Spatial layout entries
------------------------------

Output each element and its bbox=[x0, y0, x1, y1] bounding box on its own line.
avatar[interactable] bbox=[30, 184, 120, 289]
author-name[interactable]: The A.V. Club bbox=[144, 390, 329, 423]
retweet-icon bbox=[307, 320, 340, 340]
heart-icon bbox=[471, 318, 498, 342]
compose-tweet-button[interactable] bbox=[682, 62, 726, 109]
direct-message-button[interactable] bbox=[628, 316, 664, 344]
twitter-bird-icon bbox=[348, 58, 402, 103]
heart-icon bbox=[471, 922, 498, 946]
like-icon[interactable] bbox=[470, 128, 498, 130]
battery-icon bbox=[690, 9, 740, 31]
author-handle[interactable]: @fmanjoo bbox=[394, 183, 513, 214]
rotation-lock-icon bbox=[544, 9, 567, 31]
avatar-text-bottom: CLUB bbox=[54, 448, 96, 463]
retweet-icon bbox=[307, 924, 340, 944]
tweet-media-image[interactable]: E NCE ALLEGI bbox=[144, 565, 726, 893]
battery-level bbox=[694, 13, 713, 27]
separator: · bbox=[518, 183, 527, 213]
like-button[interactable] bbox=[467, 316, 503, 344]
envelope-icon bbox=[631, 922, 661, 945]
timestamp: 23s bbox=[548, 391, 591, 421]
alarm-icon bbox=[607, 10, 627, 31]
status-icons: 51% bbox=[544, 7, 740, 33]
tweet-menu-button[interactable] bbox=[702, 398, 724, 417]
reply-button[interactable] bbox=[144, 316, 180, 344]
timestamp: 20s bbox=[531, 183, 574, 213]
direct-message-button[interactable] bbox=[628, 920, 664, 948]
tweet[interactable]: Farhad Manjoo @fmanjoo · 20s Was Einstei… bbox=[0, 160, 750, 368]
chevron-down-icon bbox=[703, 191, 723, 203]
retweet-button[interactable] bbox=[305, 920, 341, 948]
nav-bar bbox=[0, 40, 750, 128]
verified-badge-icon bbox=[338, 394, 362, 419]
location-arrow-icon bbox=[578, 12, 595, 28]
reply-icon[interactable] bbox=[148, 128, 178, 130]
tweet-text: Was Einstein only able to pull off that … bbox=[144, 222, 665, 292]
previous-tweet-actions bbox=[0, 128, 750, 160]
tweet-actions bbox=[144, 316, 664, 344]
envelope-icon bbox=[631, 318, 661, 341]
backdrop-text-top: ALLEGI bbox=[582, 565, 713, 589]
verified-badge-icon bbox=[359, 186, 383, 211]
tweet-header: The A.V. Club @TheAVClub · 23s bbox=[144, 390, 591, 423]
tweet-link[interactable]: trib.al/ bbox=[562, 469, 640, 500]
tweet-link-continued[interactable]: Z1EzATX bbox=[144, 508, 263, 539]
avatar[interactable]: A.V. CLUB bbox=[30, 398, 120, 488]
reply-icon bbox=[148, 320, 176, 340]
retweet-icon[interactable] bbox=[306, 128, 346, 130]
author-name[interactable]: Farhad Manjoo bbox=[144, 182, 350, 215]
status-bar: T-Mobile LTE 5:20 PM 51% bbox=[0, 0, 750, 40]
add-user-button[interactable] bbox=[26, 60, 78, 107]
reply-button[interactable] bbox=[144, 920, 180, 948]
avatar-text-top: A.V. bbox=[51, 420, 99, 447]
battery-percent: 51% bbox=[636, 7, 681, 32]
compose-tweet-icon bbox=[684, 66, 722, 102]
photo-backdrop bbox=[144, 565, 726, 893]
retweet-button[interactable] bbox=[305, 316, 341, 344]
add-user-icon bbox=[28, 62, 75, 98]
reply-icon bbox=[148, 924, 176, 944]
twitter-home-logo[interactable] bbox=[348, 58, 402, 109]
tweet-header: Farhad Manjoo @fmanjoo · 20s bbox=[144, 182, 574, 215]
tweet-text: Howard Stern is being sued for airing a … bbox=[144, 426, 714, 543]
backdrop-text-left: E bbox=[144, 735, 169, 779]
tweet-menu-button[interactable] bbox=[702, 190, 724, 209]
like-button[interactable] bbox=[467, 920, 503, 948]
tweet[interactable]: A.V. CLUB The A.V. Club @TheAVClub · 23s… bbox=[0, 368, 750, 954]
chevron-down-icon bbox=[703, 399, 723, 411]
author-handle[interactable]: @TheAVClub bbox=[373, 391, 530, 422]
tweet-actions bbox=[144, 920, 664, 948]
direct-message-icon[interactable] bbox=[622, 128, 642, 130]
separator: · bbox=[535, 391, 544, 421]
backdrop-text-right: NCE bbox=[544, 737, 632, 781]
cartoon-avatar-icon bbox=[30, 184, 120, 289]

------------------------------

## Brief:
Rewrite the material from its start up to and including the line with "avatar-text-bottom: CLUB bbox=[54, 448, 96, 463]", switching every "heart-icon" to "favorite-icon" and leaving everything else unchanged.

## Finished answer:
Output each element and its bbox=[x0, y0, x1, y1] bounding box on its own line.
avatar[interactable] bbox=[30, 184, 120, 289]
author-name[interactable]: The A.V. Club bbox=[144, 390, 329, 423]
retweet-icon bbox=[307, 320, 340, 340]
favorite-icon bbox=[471, 318, 498, 342]
compose-tweet-button[interactable] bbox=[682, 62, 726, 109]
direct-message-button[interactable] bbox=[628, 316, 664, 344]
twitter-bird-icon bbox=[348, 58, 402, 103]
favorite-icon bbox=[471, 922, 498, 946]
like-icon[interactable] bbox=[470, 128, 498, 130]
battery-icon bbox=[690, 9, 740, 31]
author-handle[interactable]: @fmanjoo bbox=[394, 183, 513, 214]
rotation-lock-icon bbox=[544, 9, 567, 31]
avatar-text-bottom: CLUB bbox=[54, 448, 96, 463]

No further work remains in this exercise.